Give back the full material, exactly as it reads.

Records from a dataset

+ + + + + + +

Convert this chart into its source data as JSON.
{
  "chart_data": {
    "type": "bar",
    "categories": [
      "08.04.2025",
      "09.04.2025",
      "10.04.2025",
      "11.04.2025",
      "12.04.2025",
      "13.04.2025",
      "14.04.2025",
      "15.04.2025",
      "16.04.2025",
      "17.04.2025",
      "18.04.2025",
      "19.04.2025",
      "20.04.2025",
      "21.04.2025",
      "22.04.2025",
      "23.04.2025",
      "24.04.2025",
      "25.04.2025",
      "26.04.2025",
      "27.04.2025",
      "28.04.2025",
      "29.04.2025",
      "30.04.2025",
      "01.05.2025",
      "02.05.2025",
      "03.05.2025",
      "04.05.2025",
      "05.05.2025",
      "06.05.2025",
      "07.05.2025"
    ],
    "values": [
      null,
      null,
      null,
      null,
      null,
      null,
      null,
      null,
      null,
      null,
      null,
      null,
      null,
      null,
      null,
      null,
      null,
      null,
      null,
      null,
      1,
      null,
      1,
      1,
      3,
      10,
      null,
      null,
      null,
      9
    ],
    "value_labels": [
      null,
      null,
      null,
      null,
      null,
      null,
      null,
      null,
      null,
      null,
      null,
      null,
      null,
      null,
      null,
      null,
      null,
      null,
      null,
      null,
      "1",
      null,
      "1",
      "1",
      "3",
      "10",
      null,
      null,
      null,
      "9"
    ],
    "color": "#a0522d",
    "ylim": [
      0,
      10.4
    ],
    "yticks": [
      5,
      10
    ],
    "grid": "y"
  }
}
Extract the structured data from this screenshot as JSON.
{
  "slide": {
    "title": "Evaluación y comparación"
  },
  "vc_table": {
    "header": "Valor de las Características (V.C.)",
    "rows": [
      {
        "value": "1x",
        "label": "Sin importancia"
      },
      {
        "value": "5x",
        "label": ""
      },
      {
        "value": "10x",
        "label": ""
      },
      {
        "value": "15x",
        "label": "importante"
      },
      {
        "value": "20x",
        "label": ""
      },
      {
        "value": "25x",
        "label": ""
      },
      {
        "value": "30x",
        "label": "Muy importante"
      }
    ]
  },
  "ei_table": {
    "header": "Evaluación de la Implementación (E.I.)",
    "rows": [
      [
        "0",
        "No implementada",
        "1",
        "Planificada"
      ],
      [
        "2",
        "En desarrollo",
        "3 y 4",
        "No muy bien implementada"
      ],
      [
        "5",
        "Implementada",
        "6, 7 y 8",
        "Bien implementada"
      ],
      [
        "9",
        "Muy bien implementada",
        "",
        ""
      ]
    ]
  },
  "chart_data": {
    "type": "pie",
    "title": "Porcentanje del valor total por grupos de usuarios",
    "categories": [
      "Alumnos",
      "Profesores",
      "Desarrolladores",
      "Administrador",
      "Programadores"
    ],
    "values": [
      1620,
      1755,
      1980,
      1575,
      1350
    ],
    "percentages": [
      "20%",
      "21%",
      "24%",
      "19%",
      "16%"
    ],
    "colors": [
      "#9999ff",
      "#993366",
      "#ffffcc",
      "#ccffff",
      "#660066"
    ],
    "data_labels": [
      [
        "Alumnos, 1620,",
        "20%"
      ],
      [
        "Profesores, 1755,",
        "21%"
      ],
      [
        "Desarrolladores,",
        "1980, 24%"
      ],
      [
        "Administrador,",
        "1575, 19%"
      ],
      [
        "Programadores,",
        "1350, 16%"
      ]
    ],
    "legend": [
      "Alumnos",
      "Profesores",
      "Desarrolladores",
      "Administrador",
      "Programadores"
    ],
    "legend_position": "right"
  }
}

+ + + + + + +

▸ Solution to the problem
Convert this chart into its source data as JSON.
{
  "chart_data": {
    "type": "bar",
    "categories": [
      "08.04.2025",
      "09.04.2025",
      "10.04.2025",
      "11.04.2025",
      "12.04.2025",
      "13.04.2025",
      "14.04.2025",
      "15.04.2025",
      "16.04.2025",
      "17.04.2025",
      "18.04.2025",
      "19.04.2025",
      "20.04.2025",
      "21.04.2025",
      "22.04.2025",
      "23.04.2025",
      "24.04.2025",
      "25.04.2025",
      "26.04.2025",
      "27.04.2025",
      "28.04.2025",
      "29.04.2025",
      "30.04.2025",
      "01.05.2025",
      "02.05.2025",
      "03.05.2025",
      "04.05.2025",
      "05.05.2025",
      "06.05.2025",
      "07.05.2025"
    ],
    "values": [
      null,
      null,
      null,
      null,
      null,
      null,
      null,
      null,
      null,
      null,
      null,
      null,
      null,
      null,
      null,
      null,
      null,
      null,
      null,
      null,
      1,
      null,
      1,
      1,
      3,
      10,
      null,
      null,
      null,
      9
    ],
    "value_labels": [
      null,
      null,
      null,
      null,
      null,
      null,
      null,
      null,
      null,
      null,
      null,
      null,
      null,
      null,
      null,
      null,
      null,
      null,
      null,
      null,
      "1",
      null,
      "1",
      "1",
      "3",
      "10",
      null,
      null,
      null,
      "9"
    ],
    "color": "#a0522d",
    "ylim": [
      0,
      10.4
    ],
    "yticks": [
      5,
      10
    ],
    "grid": "y"
  }
}
Extract the structured data from this screenshot as JSON.
{
  "slide": {
    "title": "Evaluación y comparación"
  },
  "vc_table": {
    "header": "Valor de las Características (V.C.)",
    "rows": [
      {
        "value": "1x",
        "label": "Sin importancia"
      },
      {
        "value": "5x",
        "label": ""
      },
      {
        "value": "10x",
        "label": ""
      },
      {
        "value": "15x",
        "label": "importante"
      },
      {
        "value": "20x",
        "label": ""
      },
      {
        "value": "25x",
        "label": ""
      },
      {
        "value": "30x",
        "label": "Muy importante"
      }
    ]
  },
  "ei_table": {
    "header": "Evaluación de la Implementación (E.I.)",
    "rows": [
      [
        "0",
        "No implementada",
        "1",
        "Planificada"
      ],
      [
        "2",
        "En desarrollo",
        "3 y 4",
        "No muy bien implementada"
      ],
      [
        "5",
        "Implementada",
        "6, 7 y 8",
        "Bien implementada"
      ],
      [
        "9",
        "Muy bien implementada",
        "",
        ""
      ]
    ]
  },
  "chart_data": {
    "type": "pie",
    "title": "Porcentanje del valor total por grupos de usuarios",
    "categories": [
      "Alumnos",
      "Profesores",
      "Desarrolladores",
      "Administrador",
      "Programadores"
    ],
    "values": [
      1620,
      1755,
      1980,
      1575,
      1350
    ],
    "percentages": [
      "20%",
      "21%",
      "24%",
      "19%",
      "16%"
    ],
    "colors": [
      "#9999ff",
      "#993366",
      "#ffffcc",
      "#ccffff",
      "#660066"
    ],
    "data_labels": [
      [
        "Alumnos, 1620,",
        "20%"
      ],
      [
        "Profesores, 1755,",
        "21%"
      ],
      [
        "Desarrolladores,",
        "1980, 24%"
      ],
      [
        "Administrador,",
        "1575, 19%"
      ],
      [
        "Programadores,",
        "1350, 16%"
      ]
    ],
    "legend": [
      "Alumnos",
      "Profesores",
      "Desarrolladores",
      "Administrador",
      "Programadores"
    ],
    "legend_position": "right"
  }
}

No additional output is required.